── Records shown

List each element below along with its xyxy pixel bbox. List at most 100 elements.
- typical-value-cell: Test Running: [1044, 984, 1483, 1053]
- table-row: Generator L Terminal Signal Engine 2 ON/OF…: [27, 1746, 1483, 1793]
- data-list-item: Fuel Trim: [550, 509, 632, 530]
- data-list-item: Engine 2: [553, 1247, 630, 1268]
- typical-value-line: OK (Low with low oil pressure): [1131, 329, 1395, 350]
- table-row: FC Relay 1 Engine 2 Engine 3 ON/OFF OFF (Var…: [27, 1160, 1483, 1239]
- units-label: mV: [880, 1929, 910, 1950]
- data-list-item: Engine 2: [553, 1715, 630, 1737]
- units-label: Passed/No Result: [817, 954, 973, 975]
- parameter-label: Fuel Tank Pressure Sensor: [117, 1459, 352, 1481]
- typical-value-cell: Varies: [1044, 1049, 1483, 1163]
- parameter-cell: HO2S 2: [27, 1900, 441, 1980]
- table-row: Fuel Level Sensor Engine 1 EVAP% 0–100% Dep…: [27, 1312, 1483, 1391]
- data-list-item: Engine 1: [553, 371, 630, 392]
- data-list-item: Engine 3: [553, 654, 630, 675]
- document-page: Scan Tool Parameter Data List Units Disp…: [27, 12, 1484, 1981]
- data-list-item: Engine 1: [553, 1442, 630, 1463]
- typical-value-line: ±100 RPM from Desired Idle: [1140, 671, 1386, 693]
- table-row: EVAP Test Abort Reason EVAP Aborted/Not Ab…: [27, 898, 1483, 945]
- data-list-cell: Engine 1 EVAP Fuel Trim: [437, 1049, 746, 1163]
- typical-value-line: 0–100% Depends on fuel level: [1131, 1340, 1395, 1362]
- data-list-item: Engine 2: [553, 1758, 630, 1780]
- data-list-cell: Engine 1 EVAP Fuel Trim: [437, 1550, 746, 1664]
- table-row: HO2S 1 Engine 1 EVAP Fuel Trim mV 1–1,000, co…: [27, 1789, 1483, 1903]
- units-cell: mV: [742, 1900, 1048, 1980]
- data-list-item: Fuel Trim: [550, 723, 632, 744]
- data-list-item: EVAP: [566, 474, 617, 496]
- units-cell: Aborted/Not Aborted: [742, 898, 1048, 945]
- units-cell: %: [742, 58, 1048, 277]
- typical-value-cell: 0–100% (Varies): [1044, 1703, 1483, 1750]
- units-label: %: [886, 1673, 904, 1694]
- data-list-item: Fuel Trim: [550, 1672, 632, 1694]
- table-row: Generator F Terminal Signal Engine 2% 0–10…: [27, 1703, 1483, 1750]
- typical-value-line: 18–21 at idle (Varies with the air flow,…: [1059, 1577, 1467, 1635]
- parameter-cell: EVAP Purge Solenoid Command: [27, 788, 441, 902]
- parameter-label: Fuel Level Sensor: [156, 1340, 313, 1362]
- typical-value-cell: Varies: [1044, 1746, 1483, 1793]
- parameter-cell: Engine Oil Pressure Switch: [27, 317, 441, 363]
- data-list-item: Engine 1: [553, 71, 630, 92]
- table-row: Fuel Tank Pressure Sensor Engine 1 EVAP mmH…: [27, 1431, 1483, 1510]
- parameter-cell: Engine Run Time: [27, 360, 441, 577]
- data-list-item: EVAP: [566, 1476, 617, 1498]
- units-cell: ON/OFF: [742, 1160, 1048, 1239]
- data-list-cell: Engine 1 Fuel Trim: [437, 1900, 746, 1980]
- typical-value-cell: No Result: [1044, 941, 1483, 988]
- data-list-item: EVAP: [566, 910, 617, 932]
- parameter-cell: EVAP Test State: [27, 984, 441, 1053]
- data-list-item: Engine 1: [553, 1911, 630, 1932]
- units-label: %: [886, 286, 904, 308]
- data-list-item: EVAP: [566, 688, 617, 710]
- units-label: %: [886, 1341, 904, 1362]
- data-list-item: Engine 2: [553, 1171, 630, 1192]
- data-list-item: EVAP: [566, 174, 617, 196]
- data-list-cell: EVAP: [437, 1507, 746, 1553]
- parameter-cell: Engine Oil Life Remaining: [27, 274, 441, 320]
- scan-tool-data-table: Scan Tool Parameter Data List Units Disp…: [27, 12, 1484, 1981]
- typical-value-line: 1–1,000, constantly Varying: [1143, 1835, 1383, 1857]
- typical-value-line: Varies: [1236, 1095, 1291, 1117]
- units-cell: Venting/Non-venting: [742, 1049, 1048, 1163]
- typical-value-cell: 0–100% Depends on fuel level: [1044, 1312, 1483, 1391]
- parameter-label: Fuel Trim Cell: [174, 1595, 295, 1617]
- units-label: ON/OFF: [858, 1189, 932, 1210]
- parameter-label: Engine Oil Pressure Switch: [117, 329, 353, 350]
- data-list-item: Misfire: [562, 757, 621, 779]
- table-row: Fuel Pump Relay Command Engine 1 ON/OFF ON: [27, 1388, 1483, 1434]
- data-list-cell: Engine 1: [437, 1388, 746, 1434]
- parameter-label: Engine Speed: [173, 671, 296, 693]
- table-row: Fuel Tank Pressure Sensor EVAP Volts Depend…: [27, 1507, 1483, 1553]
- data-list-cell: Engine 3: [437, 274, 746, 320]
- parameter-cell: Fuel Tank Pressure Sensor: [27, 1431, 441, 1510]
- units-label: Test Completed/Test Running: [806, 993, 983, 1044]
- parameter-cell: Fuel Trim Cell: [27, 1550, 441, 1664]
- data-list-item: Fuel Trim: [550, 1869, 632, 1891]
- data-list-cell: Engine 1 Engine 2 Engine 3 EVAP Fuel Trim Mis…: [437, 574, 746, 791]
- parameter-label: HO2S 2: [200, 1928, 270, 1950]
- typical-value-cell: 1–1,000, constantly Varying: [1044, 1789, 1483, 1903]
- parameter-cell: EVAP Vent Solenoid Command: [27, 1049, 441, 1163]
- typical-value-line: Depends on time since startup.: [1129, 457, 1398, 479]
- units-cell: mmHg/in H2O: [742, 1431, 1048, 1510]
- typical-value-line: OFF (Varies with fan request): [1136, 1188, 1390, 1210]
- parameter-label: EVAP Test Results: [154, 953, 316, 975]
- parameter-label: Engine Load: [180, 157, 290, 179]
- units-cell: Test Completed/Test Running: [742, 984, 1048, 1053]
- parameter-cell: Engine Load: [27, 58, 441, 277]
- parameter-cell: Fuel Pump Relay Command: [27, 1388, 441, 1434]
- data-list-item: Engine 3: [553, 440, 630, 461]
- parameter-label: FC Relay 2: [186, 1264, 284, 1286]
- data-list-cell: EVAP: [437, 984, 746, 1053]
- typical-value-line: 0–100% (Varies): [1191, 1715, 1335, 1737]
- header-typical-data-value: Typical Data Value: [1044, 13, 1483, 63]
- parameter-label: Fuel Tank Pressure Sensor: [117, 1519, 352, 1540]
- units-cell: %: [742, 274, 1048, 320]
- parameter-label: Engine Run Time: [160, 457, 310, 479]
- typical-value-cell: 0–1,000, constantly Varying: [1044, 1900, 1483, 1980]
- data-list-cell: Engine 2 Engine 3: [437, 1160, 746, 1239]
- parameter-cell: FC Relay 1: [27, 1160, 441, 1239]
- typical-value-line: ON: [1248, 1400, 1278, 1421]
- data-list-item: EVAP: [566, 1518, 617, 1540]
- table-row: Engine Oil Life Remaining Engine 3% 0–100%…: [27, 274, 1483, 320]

────

* **Problem requirements**:
Rewrite all the rows above with each "HO2S" changed to "Oxygen Sensor" and everything else left unchanged.

* **Final answer**:
List each element below along with its xyxy pixel bbox. List at most 100 elements.
- typical-value-cell: Test Running: [1044, 984, 1483, 1053]
- table-row: Generator L Terminal Signal Engine 2 ON/OF…: [27, 1746, 1483, 1793]
- data-list-item: Fuel Trim: [550, 509, 632, 530]
- data-list-item: Engine 2: [553, 1247, 630, 1268]
- typical-value-line: OK (Low with low oil pressure): [1131, 329, 1395, 350]
- table-row: FC Relay 1 Engine 2 Engine 3 ON/OFF OFF (Var…: [27, 1160, 1483, 1239]
- units-label: mV: [880, 1929, 910, 1950]
- data-list-item: Engine 2: [553, 1715, 630, 1737]
- units-label: Passed/No Result: [817, 954, 973, 975]
- parameter-label: Fuel Tank Pressure Sensor: [117, 1459, 352, 1481]
- typical-value-cell: Varies: [1044, 1049, 1483, 1163]
- parameter-cell: Oxygen Sensor 2: [27, 1900, 441, 1980]
- table-row: Fuel Level Sensor Engine 1 EVAP% 0–100% Dep…: [27, 1312, 1483, 1391]
- data-list-item: Engine 1: [553, 371, 630, 392]
- data-list-item: Engine 3: [553, 654, 630, 675]
- document-page: Scan Tool Parameter Data List Units Disp…: [27, 12, 1484, 1981]
- data-list-item: Engine 1: [553, 1442, 630, 1463]
- typical-value-line: ±100 RPM from Desired Idle: [1140, 671, 1386, 693]
- table-row: EVAP Test Abort Reason EVAP Aborted/Not Ab…: [27, 898, 1483, 945]
- data-list-cell: Engine 1 EVAP Fuel Trim: [437, 1049, 746, 1163]
- typical-value-line: 0–100% Depends on fuel level: [1131, 1340, 1395, 1362]
- data-list-item: Engine 2: [553, 1758, 630, 1780]
- data-list-cell: Engine 1 EVAP Fuel Trim: [437, 1550, 746, 1664]
- table-row: Oxygen Sensor 1 Engine 1 EVAP Fuel Trim mV 1–1,000, co…: [27, 1789, 1483, 1903]
- units-cell: mV: [742, 1900, 1048, 1980]
- data-list-item: Fuel Trim: [550, 723, 632, 744]
- data-list-item: EVAP: [566, 474, 617, 496]
- units-cell: Aborted/Not Aborted: [742, 898, 1048, 945]
- units-cell: %: [742, 58, 1048, 277]
- typical-value-cell: 0–100% (Varies): [1044, 1703, 1483, 1750]
- units-label: %: [886, 1673, 904, 1694]
- data-list-item: Fuel Trim: [550, 1672, 632, 1694]
- table-row: Generator F Terminal Signal Engine 2% 0–10…: [27, 1703, 1483, 1750]
- typical-value-line: 18–21 at idle (Varies with the air flow,…: [1059, 1577, 1467, 1635]
- parameter-cell: EVAP Purge Solenoid Command: [27, 788, 441, 902]
- parameter-label: Fuel Level Sensor: [156, 1340, 313, 1362]
- typical-value-cell: Varies: [1044, 1746, 1483, 1793]
- parameter-cell: Engine Oil Pressure Switch: [27, 317, 441, 363]
- data-list-item: Engine 1: [553, 71, 630, 92]
- table-row: Fuel Tank Pressure Sensor Engine 1 EVAP mmH…: [27, 1431, 1483, 1510]
- parameter-cell: Engine Run Time: [27, 360, 441, 577]
- data-list-item: EVAP: [566, 1476, 617, 1498]
- units-cell: ON/OFF: [742, 1160, 1048, 1239]
- data-list-cell: Engine 1 Fuel Trim: [437, 1900, 746, 1980]
- typical-value-cell: No Result: [1044, 941, 1483, 988]
- data-list-item: EVAP: [566, 910, 617, 932]
- parameter-cell: EVAP Test State: [27, 984, 441, 1053]
- data-list-item: Engine 1: [553, 1911, 630, 1932]
- units-label: %: [886, 286, 904, 308]
- data-list-item: EVAP: [566, 688, 617, 710]
- units-label: %: [886, 1341, 904, 1362]
- data-list-item: Engine 2: [553, 1171, 630, 1192]
- data-list-item: EVAP: [566, 174, 617, 196]
- data-list-cell: EVAP: [437, 1507, 746, 1553]
- parameter-cell: Engine Oil Life Remaining: [27, 274, 441, 320]
- scan-tool-data-table: Scan Tool Parameter Data List Units Disp…: [27, 12, 1484, 1981]
- typical-value-line: 1–1,000, constantly Varying: [1143, 1835, 1383, 1857]
- typical-value-line: Varies: [1236, 1095, 1291, 1117]
- units-cell: Venting/Non-venting: [742, 1049, 1048, 1163]
- typical-value-cell: 0–100% Depends on fuel level: [1044, 1312, 1483, 1391]
- parameter-label: Fuel Trim Cell: [174, 1595, 295, 1617]
- units-label: ON/OFF: [858, 1189, 932, 1210]
- parameter-label: Engine Oil Pressure Switch: [117, 329, 353, 350]
- data-list-item: Misfire: [562, 757, 621, 779]
- table-row: Fuel Pump Relay Command Engine 1 ON/OFF ON: [27, 1388, 1483, 1434]
- data-list-cell: Engine 1: [437, 1388, 746, 1434]
- parameter-label: Engine Speed: [173, 671, 296, 693]
- table-row: Fuel Tank Pressure Sensor EVAP Volts Depend…: [27, 1507, 1483, 1553]
- data-list-cell: Engine 3: [437, 274, 746, 320]
- parameter-cell: Fuel Tank Pressure Sensor: [27, 1431, 441, 1510]
- units-label: Test Completed/Test Running: [806, 993, 983, 1044]
- parameter-cell: Fuel Trim Cell: [27, 1550, 441, 1664]
- data-list-item: Fuel Trim: [550, 1869, 632, 1891]
- data-list-cell: Engine 1 Engine 2 Engine 3 EVAP Fuel Trim Mis…: [437, 574, 746, 791]
- parameter-label: Oxygen Sensor 2: [200, 1928, 270, 1950]
- typical-value-cell: 1–1,000, constantly Varying: [1044, 1789, 1483, 1903]
- parameter-cell: EVAP Vent Solenoid Command: [27, 1049, 441, 1163]
- typical-value-line: Depends on time since startup.: [1129, 457, 1398, 479]
- units-cell: mmHg/in H2O: [742, 1431, 1048, 1510]
- typical-value-line: OFF (Varies with fan request): [1136, 1188, 1390, 1210]
- parameter-label: EVAP Test Results: [154, 953, 316, 975]
- parameter-label: Engine Load: [180, 157, 290, 179]
- units-cell: Test Completed/Test Running: [742, 984, 1048, 1053]
- parameter-cell: Engine Load: [27, 58, 441, 277]
- parameter-cell: Fuel Pump Relay Command: [27, 1388, 441, 1434]
- data-list-item: Engine 3: [553, 440, 630, 461]
- parameter-label: FC Relay 2: [186, 1264, 284, 1286]
- data-list-cell: EVAP: [437, 984, 746, 1053]
- typical-value-line: 0–100% (Varies): [1191, 1715, 1335, 1737]
- header-typical-data-value: Typical Data Value: [1044, 13, 1483, 63]
- parameter-label: Fuel Tank Pressure Sensor: [117, 1519, 352, 1540]
- units-cell: %: [742, 274, 1048, 320]
- parameter-label: Engine Run Time: [160, 457, 310, 479]
- typical-value-cell: 0–1,000, constantly Varying: [1044, 1900, 1483, 1980]
- data-list-cell: Engine 2 Engine 3: [437, 1160, 746, 1239]
- parameter-cell: FC Relay 1: [27, 1160, 441, 1239]
- typical-value-line: ON: [1248, 1400, 1278, 1421]
- data-list-item: EVAP: [566, 1518, 617, 1540]
- table-row: Engine Oil Life Remaining Engine 3% 0–100%…: [27, 274, 1483, 320]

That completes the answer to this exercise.